SET EXERCISE:
Locate each line of the material that contains "color", then return it.

Some records:
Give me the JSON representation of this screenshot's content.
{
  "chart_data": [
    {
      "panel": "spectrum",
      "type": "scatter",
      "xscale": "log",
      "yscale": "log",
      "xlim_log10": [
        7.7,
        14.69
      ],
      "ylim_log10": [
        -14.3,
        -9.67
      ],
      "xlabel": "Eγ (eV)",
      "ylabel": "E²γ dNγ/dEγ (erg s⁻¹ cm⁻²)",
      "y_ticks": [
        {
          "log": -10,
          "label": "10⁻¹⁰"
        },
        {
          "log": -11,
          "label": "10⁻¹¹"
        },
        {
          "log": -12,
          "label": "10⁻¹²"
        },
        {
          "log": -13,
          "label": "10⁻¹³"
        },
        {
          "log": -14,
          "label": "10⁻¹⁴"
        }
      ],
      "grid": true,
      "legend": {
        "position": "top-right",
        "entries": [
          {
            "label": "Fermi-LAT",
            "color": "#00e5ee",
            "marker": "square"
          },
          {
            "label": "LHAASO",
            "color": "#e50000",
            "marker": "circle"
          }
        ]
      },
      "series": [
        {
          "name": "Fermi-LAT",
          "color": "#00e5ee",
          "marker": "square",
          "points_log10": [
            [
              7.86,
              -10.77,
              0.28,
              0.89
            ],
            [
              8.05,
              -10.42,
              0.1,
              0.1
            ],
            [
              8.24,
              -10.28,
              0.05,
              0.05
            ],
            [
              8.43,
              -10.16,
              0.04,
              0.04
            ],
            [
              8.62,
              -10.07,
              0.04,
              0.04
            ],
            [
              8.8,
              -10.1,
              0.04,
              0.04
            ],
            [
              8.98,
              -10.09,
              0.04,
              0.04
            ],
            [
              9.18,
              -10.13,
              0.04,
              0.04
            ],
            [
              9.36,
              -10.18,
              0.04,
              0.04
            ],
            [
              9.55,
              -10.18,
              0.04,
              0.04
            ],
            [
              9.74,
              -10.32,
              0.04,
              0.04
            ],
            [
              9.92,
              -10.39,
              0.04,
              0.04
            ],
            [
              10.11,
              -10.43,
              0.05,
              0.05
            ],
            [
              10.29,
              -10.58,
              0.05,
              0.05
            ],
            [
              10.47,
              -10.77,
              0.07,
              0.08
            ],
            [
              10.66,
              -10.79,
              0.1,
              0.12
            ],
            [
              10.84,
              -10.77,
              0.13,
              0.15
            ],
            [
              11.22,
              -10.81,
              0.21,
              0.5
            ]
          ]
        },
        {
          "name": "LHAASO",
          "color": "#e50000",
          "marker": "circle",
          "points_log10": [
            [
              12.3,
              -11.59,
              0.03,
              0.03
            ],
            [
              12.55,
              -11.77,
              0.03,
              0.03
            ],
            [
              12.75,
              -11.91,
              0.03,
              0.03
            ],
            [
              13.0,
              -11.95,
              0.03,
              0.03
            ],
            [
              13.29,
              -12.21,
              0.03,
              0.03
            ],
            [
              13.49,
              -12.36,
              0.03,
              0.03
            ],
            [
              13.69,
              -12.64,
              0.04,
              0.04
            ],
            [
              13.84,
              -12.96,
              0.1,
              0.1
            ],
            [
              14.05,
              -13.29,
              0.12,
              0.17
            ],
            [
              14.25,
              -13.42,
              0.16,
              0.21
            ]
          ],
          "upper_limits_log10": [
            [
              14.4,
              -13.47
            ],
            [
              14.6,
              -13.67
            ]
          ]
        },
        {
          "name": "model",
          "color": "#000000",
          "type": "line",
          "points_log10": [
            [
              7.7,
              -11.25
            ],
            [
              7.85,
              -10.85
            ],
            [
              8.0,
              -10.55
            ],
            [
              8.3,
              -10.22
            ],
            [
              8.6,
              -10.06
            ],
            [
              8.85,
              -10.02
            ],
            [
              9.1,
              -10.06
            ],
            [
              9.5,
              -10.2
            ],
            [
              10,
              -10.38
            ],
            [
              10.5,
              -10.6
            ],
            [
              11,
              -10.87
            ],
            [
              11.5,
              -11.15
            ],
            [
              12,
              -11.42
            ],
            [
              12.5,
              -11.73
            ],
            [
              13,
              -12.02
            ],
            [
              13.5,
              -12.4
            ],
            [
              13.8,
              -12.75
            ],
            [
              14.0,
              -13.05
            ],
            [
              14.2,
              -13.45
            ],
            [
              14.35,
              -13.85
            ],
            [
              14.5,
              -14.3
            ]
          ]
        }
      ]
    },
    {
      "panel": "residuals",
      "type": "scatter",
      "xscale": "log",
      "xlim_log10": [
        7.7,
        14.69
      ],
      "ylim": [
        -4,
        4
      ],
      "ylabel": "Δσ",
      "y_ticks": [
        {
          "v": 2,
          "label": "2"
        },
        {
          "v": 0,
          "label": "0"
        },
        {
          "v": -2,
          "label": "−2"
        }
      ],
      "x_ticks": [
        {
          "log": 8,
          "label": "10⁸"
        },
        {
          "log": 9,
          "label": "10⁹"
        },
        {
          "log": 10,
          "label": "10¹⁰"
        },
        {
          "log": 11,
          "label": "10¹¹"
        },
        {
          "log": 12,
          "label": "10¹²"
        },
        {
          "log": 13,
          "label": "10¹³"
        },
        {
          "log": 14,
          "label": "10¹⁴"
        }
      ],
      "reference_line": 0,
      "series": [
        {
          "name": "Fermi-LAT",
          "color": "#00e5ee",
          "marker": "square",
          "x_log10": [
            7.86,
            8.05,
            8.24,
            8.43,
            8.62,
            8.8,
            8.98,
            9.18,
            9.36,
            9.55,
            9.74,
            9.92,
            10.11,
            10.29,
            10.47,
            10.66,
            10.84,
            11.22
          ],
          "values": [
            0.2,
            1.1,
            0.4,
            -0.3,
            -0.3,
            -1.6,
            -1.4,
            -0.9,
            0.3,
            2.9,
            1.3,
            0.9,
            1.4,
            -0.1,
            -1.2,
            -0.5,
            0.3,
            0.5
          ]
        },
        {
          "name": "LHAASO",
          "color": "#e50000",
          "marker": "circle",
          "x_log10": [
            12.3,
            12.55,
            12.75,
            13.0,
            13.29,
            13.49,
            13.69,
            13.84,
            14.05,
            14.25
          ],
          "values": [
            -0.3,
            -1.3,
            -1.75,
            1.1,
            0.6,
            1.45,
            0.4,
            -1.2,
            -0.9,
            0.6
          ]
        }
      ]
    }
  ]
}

RESPONSE:
            "color": "#00e5ee",
            "color": "#e50000",
          "color": "#00e5ee",
          "color": "#e50000",
          "color": "#000000",
          "color": "#00e5ee",
          "color": "#e50000",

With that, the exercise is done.